[Your goal]:
Find all the lines with "life" and gather them.
··· Extracted data ···
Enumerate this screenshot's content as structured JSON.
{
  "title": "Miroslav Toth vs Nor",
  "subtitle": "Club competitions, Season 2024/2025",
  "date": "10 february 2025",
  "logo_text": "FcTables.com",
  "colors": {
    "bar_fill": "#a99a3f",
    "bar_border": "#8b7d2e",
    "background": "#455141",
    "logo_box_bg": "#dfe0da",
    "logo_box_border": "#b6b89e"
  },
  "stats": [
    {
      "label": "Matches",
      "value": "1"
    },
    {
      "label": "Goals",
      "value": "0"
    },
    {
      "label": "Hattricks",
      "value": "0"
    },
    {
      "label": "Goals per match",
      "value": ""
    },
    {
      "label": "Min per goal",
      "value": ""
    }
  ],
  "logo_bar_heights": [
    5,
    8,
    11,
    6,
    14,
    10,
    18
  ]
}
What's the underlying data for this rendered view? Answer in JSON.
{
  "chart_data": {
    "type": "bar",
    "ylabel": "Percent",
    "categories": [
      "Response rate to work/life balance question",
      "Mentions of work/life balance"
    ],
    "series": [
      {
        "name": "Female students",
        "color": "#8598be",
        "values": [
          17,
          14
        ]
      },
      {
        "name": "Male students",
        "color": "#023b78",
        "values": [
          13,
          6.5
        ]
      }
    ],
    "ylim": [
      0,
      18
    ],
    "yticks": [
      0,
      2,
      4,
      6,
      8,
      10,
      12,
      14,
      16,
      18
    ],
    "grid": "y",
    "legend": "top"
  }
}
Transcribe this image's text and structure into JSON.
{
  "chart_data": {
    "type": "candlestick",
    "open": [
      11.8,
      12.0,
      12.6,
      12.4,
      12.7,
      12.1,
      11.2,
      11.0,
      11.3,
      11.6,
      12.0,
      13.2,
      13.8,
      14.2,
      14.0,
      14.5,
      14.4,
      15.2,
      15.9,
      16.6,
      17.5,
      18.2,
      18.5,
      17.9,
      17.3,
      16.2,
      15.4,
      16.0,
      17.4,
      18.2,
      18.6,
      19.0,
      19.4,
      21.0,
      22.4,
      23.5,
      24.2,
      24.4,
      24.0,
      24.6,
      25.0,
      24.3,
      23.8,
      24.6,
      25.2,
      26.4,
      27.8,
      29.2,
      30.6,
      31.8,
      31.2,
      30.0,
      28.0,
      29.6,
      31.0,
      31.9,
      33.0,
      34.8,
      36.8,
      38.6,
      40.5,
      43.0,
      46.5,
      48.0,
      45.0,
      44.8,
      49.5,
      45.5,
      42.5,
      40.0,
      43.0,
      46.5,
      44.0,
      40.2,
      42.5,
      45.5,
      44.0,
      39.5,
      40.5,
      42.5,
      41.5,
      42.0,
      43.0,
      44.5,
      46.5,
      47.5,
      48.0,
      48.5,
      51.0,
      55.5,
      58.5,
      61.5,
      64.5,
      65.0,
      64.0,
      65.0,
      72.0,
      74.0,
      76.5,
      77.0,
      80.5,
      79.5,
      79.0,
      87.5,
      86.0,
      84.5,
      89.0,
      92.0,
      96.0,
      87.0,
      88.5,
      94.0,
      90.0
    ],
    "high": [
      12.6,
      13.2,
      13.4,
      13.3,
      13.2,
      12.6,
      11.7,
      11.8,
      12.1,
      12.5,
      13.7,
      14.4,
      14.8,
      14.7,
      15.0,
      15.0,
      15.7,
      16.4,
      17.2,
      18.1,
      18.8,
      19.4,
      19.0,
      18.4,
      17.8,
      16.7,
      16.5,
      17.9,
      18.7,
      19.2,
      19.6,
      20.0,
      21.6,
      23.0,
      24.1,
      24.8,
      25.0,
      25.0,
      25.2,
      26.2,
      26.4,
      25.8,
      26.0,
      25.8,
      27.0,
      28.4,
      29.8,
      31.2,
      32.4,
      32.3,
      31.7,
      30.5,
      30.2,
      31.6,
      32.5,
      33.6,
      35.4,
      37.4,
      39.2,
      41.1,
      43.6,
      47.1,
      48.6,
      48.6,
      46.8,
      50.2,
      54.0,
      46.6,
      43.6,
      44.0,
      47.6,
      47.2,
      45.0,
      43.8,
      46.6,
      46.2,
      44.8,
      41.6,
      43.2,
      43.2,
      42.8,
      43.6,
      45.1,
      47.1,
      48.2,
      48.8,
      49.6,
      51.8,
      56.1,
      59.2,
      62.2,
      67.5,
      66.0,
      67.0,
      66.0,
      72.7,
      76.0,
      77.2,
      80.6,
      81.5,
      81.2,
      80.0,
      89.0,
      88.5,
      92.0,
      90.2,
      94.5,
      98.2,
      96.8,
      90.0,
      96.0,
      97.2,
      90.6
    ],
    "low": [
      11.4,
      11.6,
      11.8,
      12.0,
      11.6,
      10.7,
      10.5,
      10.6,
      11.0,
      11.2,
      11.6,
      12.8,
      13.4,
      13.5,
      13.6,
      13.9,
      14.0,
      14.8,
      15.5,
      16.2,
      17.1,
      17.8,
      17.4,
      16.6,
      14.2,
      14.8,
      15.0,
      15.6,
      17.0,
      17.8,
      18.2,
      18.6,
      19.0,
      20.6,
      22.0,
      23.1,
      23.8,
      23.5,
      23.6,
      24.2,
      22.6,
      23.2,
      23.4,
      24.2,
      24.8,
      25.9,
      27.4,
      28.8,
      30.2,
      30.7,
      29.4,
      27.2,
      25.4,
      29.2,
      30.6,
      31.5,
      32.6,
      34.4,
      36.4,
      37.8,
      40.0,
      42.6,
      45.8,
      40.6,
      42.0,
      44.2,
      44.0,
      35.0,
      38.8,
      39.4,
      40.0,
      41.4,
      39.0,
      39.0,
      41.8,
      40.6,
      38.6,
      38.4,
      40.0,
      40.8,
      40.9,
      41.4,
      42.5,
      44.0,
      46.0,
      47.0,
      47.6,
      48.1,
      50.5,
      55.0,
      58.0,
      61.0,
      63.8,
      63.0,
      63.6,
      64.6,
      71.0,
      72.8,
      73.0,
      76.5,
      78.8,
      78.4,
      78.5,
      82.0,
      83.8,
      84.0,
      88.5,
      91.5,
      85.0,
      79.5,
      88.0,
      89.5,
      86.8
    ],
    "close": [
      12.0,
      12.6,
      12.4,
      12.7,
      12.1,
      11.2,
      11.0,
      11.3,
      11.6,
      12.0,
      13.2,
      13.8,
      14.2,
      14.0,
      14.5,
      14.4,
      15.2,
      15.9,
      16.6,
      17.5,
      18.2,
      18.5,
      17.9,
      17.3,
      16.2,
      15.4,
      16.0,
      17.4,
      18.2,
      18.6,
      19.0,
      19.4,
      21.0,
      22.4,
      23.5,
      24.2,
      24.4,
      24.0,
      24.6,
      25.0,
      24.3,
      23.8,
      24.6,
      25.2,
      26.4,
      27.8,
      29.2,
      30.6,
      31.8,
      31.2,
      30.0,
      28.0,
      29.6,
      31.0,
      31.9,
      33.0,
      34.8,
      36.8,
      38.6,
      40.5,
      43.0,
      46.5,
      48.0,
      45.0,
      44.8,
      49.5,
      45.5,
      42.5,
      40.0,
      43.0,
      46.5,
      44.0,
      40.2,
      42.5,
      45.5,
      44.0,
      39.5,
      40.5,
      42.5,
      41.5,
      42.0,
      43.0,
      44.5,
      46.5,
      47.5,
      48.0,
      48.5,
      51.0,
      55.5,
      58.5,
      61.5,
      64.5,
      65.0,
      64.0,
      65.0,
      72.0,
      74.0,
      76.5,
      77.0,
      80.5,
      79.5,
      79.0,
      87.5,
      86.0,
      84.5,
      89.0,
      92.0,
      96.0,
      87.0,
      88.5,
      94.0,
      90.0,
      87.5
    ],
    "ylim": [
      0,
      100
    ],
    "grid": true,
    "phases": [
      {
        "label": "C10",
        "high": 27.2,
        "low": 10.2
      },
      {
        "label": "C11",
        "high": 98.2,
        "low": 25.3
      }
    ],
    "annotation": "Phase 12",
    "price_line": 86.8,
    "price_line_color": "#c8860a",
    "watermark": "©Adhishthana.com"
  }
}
···
[Response]:
      "Response rate to work/life balance question",
      "Mentions of work/life balance"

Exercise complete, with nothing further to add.